Passage shown →
· · · · · · ·

GiftExchange-v0

Category: Reciprocity Environment (TR-4) Agents: 2 Difficulty: Intermediate Source: coopetition_gym/envs/reciprocity_envs.py

Overview

GiftExchange-v0 implements an asymmetric employer-worker gift exchange game with TR-4 reciprocity dynamics. The employer (Agent 0) sets a wage-cooperation level, and the worker (Agent 1) responds with effort-cooperation. Fair wages elicit reciprocal effort; unfair wages trigger shirking.

The environment tests whether agents can learn asymmetric reciprocity,the worker reciprocates more strongly than the employer due to higher structural dependency.

MARL Classification

Property	Value
Game Type	2-player Markov Game (general-sum)
Cooperation Structure	Mixed-Motive (wage-effort exchange)
Observability	Full
Communication	Implicit
Agent Symmetry	Asymmetric (different endowments, dependencies)
Reward Structure	Integrated utility with asymmetric reciprocity
Action Space	Continuous: $A_0 = [0, 100]$, $A_1 = [0, 80]$
State Dynamics	Deterministic
Horizon	Finite, T = 100 steps
Canonical Comparison	Gift exchange game; Fehr, Kirchsteiger & Riedl (1993); Akerlof (1982)

Formal Specification

Asymmetric Dependency Structure

The interdependence matrix captures power asymmetry:

\[\mathbf{D} = \begin{pmatrix} 0 & 0.4 \\ 0.7 & 0 \end{pmatrix}\]

The worker depends more on the employer ($D_{21} = 0.7$) than the employer depends on the worker ($D_{12} = 0.4$).

Asymmetric Reciprocity Sensitivity (Eq 23)

With $\rho_0 = 1.2$ and $\eta = 1.5$:

Worker’s sensitivity: $\rho_{21} = 1.2 \cdot 0.7^{1.5} \approx 0.703$
Employer’s sensitivity: $\rho_{12} = 1.2 \cdot 0.4^{1.5} \approx 0.304$

The worker reciprocates 2.3× more strongly than the employer, capturing the empirical finding that dependent parties show stronger reciprocal responses.

TR-4 Equations

All equations follow the standard TR-4 framework:

Equation	Paper Ref	Description
$s_{ij} = a_j - \bar{a}_j$	Eq 19	Cooperation signal
$\bar{a}_j = \frac{1}{\min(k,t-1)} \sum a_j^\tau$	Eq 20	Memory average ($k = 3$)
$\varphi(x) = \tanh(\kappa x)$	Eq 21	Bounded response ($\kappa = 1.0$)
$\rho_{ij} = \rho_0 \cdot D_{ij}^\eta$	Eq 23	Reciprocity sensitivity
$U_{\text{recip}} = \lambda_R \sum T_{ij} \cdot (1+\omega D_{ij}) \cdot \rho_{ij} \cdot \varphi(s_{ij})$	Eq 44	Reciprocity modifier

State Space

S ⊆ ℝ^d with components:

Component	Symbol	Description
Actions	a	Previous cooperation levels
Trust Matrix	T	Pairwise trust (from TR-2)

· · · · · · ·

What does the GiftExchange-v0 page describe, summed up in two sentences?

[Labeled box records]
· · · · · · ·

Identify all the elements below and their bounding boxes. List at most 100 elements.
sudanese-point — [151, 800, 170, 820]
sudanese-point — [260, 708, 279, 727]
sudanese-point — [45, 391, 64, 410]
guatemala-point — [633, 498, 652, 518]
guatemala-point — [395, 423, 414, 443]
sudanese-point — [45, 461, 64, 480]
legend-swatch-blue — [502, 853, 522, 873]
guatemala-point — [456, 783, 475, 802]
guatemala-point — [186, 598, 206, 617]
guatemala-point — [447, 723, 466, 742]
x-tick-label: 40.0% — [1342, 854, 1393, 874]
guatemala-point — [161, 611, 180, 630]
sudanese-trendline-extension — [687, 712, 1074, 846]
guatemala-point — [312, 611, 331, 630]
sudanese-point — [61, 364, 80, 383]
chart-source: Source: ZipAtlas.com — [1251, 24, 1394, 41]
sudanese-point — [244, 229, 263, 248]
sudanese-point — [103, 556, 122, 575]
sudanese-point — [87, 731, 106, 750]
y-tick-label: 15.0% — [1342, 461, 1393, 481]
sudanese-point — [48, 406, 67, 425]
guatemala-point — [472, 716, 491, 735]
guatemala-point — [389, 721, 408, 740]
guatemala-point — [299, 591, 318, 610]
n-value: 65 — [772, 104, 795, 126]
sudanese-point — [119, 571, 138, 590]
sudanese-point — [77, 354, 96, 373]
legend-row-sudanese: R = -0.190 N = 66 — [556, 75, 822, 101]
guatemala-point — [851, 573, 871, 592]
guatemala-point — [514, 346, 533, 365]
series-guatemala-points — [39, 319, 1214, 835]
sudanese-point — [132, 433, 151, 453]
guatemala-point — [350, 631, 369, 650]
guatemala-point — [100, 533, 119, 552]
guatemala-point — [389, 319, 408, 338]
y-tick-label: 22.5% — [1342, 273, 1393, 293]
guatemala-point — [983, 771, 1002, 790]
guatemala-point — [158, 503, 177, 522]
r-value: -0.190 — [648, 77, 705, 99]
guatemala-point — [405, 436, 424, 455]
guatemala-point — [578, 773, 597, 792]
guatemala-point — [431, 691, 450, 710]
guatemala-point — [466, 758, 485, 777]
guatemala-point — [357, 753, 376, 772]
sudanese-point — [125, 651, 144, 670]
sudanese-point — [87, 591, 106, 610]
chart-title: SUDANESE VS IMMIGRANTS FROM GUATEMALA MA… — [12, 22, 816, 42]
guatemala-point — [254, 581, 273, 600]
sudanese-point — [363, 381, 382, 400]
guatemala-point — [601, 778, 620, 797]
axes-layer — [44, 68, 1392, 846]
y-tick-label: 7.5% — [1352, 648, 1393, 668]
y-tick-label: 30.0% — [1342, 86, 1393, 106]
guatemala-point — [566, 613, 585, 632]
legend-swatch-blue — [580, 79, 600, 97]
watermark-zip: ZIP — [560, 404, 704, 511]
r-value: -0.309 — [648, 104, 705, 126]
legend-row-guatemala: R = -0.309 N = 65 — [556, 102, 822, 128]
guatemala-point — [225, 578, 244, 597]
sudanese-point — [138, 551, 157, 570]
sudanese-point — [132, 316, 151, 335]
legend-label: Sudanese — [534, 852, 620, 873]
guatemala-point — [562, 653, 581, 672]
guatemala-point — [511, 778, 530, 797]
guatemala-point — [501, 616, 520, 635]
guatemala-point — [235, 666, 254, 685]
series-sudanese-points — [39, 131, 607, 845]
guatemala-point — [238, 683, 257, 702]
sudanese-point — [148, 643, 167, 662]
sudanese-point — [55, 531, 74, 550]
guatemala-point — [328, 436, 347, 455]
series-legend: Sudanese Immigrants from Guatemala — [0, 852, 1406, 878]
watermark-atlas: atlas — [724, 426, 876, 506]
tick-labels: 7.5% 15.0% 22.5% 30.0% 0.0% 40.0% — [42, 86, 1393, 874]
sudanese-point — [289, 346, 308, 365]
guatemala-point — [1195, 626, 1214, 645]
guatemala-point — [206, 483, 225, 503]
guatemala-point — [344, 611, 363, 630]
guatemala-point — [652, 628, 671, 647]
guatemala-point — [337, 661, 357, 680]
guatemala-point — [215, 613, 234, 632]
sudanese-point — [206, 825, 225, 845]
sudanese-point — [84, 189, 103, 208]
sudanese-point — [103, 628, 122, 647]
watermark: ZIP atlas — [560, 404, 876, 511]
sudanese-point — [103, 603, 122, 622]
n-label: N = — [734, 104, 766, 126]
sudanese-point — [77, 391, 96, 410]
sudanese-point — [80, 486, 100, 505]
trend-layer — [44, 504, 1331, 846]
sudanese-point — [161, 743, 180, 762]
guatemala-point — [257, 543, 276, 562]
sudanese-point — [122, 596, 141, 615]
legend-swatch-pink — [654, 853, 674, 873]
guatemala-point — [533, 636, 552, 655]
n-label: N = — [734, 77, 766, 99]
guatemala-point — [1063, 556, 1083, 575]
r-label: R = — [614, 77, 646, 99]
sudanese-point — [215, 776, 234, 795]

· · · · · · ·

Reply → GiftExchange-v0 is an asymmetric employer-worker gift exchange game in which the employer sets a wage-cooperation level and the worker responds with effort-cooperation, so fair wages elicit reciprocal effort and unfair wages trigger shirking. Because the worker depends more on the employer (0.7) than the employer depends on the worker (0.4), the worker reciprocates about 2.3 times more strongly.